-- What this task involves --
Go through the listing and write out all of it exactly.

-- Entries supplied --
※ ※ ※

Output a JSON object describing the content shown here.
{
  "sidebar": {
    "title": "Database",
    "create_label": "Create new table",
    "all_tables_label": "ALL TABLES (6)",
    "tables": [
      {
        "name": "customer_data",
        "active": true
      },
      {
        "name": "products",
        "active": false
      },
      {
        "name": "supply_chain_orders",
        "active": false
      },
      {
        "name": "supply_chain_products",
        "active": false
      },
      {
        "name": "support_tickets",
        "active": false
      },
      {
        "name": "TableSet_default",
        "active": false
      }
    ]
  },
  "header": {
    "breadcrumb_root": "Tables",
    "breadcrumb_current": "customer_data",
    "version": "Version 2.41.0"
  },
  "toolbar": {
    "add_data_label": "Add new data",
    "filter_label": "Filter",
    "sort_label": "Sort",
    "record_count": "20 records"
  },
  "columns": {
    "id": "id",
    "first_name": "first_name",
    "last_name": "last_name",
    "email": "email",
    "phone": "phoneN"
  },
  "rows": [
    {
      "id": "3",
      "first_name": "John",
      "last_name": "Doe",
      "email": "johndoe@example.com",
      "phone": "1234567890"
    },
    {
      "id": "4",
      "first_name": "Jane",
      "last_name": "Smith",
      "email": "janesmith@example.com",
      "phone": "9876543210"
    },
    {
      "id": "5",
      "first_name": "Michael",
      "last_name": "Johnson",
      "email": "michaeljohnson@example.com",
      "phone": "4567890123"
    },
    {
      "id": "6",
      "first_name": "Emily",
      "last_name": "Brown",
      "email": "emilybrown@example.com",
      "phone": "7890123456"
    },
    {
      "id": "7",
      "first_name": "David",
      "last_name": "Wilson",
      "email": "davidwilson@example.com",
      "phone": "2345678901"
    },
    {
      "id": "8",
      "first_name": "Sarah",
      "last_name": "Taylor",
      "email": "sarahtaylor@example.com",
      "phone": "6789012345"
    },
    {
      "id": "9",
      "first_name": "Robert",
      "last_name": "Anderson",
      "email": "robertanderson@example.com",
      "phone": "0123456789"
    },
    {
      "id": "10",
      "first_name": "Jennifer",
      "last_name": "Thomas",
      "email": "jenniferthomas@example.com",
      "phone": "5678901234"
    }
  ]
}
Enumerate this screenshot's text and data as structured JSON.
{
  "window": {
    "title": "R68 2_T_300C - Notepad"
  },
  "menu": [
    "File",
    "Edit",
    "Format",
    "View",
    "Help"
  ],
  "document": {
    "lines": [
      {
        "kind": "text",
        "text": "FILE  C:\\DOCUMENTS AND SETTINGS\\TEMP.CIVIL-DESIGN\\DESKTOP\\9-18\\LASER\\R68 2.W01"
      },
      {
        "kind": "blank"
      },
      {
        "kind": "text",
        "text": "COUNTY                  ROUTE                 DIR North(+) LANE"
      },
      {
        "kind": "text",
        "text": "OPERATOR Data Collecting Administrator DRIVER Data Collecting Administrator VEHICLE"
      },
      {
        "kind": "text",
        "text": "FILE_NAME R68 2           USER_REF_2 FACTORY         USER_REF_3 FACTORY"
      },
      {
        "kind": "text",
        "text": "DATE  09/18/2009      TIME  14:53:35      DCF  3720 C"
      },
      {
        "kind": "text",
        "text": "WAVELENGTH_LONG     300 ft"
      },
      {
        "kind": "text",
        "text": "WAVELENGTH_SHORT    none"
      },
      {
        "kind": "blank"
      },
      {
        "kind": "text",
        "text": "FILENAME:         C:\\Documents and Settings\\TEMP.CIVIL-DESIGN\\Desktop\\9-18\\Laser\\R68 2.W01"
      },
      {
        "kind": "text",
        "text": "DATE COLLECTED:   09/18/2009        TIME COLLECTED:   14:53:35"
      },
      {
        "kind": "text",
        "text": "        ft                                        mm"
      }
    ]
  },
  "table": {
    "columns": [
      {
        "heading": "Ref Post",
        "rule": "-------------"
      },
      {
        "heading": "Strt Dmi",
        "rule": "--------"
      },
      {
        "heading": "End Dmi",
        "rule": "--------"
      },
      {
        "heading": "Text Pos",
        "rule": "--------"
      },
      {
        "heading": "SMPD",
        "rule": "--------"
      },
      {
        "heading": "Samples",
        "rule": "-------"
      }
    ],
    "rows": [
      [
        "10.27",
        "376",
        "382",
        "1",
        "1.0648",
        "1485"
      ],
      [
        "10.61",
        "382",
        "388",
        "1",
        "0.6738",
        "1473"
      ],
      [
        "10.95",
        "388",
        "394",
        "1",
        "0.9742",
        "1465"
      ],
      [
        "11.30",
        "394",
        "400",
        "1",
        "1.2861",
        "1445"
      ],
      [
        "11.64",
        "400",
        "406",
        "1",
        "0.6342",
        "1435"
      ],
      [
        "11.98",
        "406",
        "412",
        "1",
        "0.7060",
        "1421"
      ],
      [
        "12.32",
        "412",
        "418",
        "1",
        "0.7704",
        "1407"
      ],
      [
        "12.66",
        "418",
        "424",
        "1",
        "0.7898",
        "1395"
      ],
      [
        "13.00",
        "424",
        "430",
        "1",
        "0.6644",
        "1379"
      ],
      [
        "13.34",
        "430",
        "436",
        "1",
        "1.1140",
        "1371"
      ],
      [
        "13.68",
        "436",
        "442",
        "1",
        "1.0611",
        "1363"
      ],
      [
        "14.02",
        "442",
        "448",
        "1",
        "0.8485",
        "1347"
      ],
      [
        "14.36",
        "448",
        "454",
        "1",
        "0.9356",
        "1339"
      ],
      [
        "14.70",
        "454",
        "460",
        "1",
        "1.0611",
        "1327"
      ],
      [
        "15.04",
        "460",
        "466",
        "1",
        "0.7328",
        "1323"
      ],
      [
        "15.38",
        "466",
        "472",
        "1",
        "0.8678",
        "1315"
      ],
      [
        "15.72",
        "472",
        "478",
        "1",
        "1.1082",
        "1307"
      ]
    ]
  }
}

※ ※ ※

-- Task answer --
Output a JSON object describing the content shown here.
{
  "sidebar": {
    "title": "Database",
    "create_label": "Create new table",
    "all_tables_label": "ALL TABLES (6)",
    "tables": [
      {
        "name": "customer_data",
        "active": true
      },
      {
        "name": "products",
        "active": false
      },
      {
        "name": "supply_chain_orders",
        "active": false
      },
      {
        "name": "supply_chain_products",
        "active": false
      },
      {
        "name": "support_tickets",
        "active": false
      },
      {
        "name": "TableSet_default",
        "active": false
      }
    ]
  },
  "header": {
    "breadcrumb_root": "Tables",
    "breadcrumb_current": "customer_data",
    "version": "Version 2.41.0"
  },
  "toolbar": {
    "add_data_label": "Add new data",
    "filter_label": "Filter",
    "sort_label": "Sort",
    "record_count": "20 records"
  },
  "columns": {
    "id": "id",
    "first_name": "first_name",
    "last_name": "last_name",
    "email": "email",
    "phone": "phoneN"
  },
  "rows": [
    {
      "id": "3",
      "first_name": "John",
      "last_name": "Doe",
      "email": "johndoe@example.com",
      "phone": "1234567890"
    },
    {
      "id": "4",
      "first_name": "Jane",
      "last_name": "Smith",
      "email": "janesmith@example.com",
      "phone": "9876543210"
    },
    {
      "id": "5",
      "first_name": "Michael",
      "last_name": "Johnson",
      "email": "michaeljohnson@example.com",
      "phone": "4567890123"
    },
    {
      "id": "6",
      "first_name": "Emily",
      "last_name": "Brown",
      "email": "emilybrown@example.com",
      "phone": "7890123456"
    },
    {
      "id": "7",
      "first_name": "David",
      "last_name": "Wilson",
      "email": "davidwilson@example.com",
      "phone": "2345678901"
    },
    {
      "id": "8",
      "first_name": "Sarah",
      "last_name": "Taylor",
      "email": "sarahtaylor@example.com",
      "phone": "6789012345"
    },
    {
      "id": "9",
      "first_name": "Robert",
      "last_name": "Anderson",
      "email": "robertanderson@example.com",
      "phone": "0123456789"
    },
    {
      "id": "10",
      "first_name": "Jennifer",
      "last_name": "Thomas",
      "email": "jenniferthomas@example.com",
      "phone": "5678901234"
    }
  ]
}
Enumerate this screenshot's text and data as structured JSON.
{
  "window": {
    "title": "R68 2_T_300C - Notepad"
  },
  "menu": [
    "File",
    "Edit",
    "Format",
    "View",
    "Help"
  ],
  "document": {
    "lines": [
      {
        "kind": "text",
        "text": "FILE  C:\\DOCUMENTS AND SETTINGS\\TEMP.CIVIL-DESIGN\\DESKTOP\\9-18\\LASER\\R68 2.W01"
      },
      {
        "kind": "blank"
      },
      {
        "kind": "text",
        "text": "COUNTY                  ROUTE                 DIR North(+) LANE"
      },
      {
        "kind": "text",
        "text": "OPERATOR Data Collecting Administrator DRIVER Data Collecting Administrator VEHICLE"
      },
      {
        "kind": "text",
        "text": "FILE_NAME R68 2           USER_REF_2 FACTORY         USER_REF_3 FACTORY"
      },
      {
        "kind": "text",
        "text": "DATE  09/18/2009      TIME  14:53:35      DCF  3720 C"
      },
      {
        "kind": "text",
        "text": "WAVELENGTH_LONG     300 ft"
      },
      {
        "kind": "text",
        "text": "WAVELENGTH_SHORT    none"
      },
      {
        "kind": "blank"
      },
      {
        "kind": "text",
        "text": "FILENAME:         C:\\Documents and Settings\\TEMP.CIVIL-DESIGN\\Desktop\\9-18\\Laser\\R68 2.W01"
      },
      {
        "kind": "text",
        "text": "DATE COLLECTED:   09/18/2009        TIME COLLECTED:   14:53:35"
      },
      {
        "kind": "text",
        "text": "        ft                                        mm"
      }
    ]
  },
  "table": {
    "columns": [
      {
        "heading": "Ref Post",
        "rule": "-------------"
      },
      {
        "heading": "Strt Dmi",
        "rule": "--------"
      },
      {
        "heading": "End Dmi",
        "rule": "--------"
      },
      {
        "heading": "Text Pos",
        "rule": "--------"
      },
      {
        "heading": "SMPD",
        "rule": "--------"
      },
      {
        "heading": "Samples",
        "rule": "-------"
      }
    ],
    "rows": [
      [
        "10.27",
        "376",
        "382",
        "1",
        "1.0648",
        "1485"
      ],
      [
        "10.61",
        "382",
        "388",
        "1",
        "0.6738",
        "1473"
      ],
      [
        "10.95",
        "388",
        "394",
        "1",
        "0.9742",
        "1465"
      ],
      [
        "11.30",
        "394",
        "400",
        "1",
        "1.2861",
        "1445"
      ],
      [
        "11.64",
        "400",
        "406",
        "1",
        "0.6342",
        "1435"
      ],
      [
        "11.98",
        "406",
        "412",
        "1",
        "0.7060",
        "1421"
      ],
      [
        "12.32",
        "412",
        "418",
        "1",
        "0.7704",
        "1407"
      ],
      [
        "12.66",
        "418",
        "424",
        "1",
        "0.7898",
        "1395"
      ],
      [
        "13.00",
        "424",
        "430",
        "1",
        "0.6644",
        "1379"
      ],
      [
        "13.34",
        "430",
        "436",
        "1",
        "1.1140",
        "1371"
      ],
      [
        "13.68",
        "436",
        "442",
        "1",
        "1.0611",
        "1363"
      ],
      [
        "14.02",
        "442",
        "448",
        "1",
        "0.8485",
        "1347"
      ],
      [
        "14.36",
        "448",
        "454",
        "1",
        "0.9356",
        "1339"
      ],
      [
        "14.70",
        "454",
        "460",
        "1",
        "1.0611",
        "1327"
      ],
      [
        "15.04",
        "460",
        "466",
        "1",
        "0.7328",
        "1323"
      ],
      [
        "15.38",
        "466",
        "472",
        "1",
        "0.8678",
        "1315"
      ],
      [
        "15.72",
        "472",
        "478",
        "1",
        "1.1082",
        "1307"
      ]
    ]
  }
}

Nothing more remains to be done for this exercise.